[START OF DATA TO USE]
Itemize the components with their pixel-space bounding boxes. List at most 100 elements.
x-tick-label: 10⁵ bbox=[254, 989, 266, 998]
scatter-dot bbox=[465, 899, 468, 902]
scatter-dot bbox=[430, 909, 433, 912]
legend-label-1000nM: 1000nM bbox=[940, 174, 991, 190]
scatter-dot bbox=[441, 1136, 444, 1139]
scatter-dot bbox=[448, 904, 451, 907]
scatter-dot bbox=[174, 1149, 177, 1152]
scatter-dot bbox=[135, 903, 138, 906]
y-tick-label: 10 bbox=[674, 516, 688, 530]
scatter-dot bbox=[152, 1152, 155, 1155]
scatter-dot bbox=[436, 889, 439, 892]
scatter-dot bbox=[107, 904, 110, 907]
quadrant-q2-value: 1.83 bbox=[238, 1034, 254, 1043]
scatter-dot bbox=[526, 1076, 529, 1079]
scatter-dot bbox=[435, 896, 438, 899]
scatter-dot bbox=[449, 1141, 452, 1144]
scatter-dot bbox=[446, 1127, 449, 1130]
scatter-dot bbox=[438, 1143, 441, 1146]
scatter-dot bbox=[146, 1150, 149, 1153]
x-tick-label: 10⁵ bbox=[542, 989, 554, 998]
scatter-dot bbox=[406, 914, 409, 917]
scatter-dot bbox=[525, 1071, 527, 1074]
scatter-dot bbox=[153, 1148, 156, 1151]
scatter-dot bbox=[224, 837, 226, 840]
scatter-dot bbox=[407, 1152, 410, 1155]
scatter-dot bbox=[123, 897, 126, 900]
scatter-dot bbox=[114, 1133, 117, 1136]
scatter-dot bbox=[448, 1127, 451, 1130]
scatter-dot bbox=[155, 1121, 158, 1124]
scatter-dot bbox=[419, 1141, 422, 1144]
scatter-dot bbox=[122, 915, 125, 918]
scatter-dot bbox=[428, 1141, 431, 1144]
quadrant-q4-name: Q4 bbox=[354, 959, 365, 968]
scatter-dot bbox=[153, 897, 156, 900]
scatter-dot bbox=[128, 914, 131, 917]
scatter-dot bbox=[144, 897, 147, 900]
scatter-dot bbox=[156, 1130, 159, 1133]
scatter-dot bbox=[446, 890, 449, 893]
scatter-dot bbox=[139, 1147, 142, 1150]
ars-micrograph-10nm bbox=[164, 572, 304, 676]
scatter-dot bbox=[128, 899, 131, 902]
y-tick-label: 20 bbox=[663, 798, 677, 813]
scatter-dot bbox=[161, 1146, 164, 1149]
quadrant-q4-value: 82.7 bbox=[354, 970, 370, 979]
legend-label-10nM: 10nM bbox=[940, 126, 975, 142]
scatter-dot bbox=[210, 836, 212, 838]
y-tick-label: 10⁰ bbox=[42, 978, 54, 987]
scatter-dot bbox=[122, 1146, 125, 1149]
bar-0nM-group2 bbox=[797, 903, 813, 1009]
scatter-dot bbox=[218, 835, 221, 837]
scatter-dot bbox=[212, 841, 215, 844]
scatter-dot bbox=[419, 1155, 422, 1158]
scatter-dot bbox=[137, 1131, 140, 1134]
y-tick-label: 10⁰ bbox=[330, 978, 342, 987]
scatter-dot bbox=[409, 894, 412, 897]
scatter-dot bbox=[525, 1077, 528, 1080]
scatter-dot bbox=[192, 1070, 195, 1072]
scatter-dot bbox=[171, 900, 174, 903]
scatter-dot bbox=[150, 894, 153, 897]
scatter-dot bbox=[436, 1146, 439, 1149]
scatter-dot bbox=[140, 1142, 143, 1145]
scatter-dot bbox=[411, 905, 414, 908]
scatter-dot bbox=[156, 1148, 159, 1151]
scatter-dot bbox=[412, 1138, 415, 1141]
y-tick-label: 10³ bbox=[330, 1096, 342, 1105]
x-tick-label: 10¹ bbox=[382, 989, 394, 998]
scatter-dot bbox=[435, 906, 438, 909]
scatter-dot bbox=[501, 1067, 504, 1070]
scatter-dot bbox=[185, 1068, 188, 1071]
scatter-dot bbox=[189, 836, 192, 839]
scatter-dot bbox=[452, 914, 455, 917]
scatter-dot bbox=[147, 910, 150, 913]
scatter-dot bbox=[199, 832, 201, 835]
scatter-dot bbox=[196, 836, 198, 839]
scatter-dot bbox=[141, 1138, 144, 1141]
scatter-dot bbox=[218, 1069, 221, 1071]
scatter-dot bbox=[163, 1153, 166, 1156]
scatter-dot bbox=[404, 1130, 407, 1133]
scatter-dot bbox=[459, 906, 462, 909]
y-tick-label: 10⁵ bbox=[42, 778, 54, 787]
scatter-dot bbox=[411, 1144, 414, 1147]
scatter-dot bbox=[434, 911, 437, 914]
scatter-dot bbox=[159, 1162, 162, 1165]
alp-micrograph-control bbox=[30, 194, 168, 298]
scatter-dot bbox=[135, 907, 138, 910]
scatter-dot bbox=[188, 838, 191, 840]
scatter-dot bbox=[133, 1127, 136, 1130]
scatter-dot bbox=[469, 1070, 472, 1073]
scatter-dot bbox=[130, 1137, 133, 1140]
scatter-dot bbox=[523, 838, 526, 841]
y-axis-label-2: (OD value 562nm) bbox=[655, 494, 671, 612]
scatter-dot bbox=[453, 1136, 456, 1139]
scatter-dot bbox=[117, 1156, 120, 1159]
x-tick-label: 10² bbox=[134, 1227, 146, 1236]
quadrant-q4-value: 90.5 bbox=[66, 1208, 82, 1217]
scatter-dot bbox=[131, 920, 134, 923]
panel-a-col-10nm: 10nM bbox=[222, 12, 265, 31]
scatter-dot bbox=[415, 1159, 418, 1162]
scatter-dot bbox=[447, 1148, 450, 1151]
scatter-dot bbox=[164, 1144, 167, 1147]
[END OF DATA TO USE]
TASK TO COMPLETE ▸
Could you reproduce the data verbatim, beginning with its first line and ending after the line containing "scatter-dot bbox=[152, 1152, 155, 1155]"?

SOLVED PROBLEM ▸
Itemize the components with their pixel-space bounding boxes. List at most 100 elements.
x-tick-label: 10⁵ bbox=[254, 989, 266, 998]
scatter-dot bbox=[465, 899, 468, 902]
scatter-dot bbox=[430, 909, 433, 912]
legend-label-1000nM: 1000nM bbox=[940, 174, 991, 190]
scatter-dot bbox=[441, 1136, 444, 1139]
scatter-dot bbox=[448, 904, 451, 907]
scatter-dot bbox=[174, 1149, 177, 1152]
scatter-dot bbox=[135, 903, 138, 906]
y-tick-label: 10 bbox=[674, 516, 688, 530]
scatter-dot bbox=[152, 1152, 155, 1155]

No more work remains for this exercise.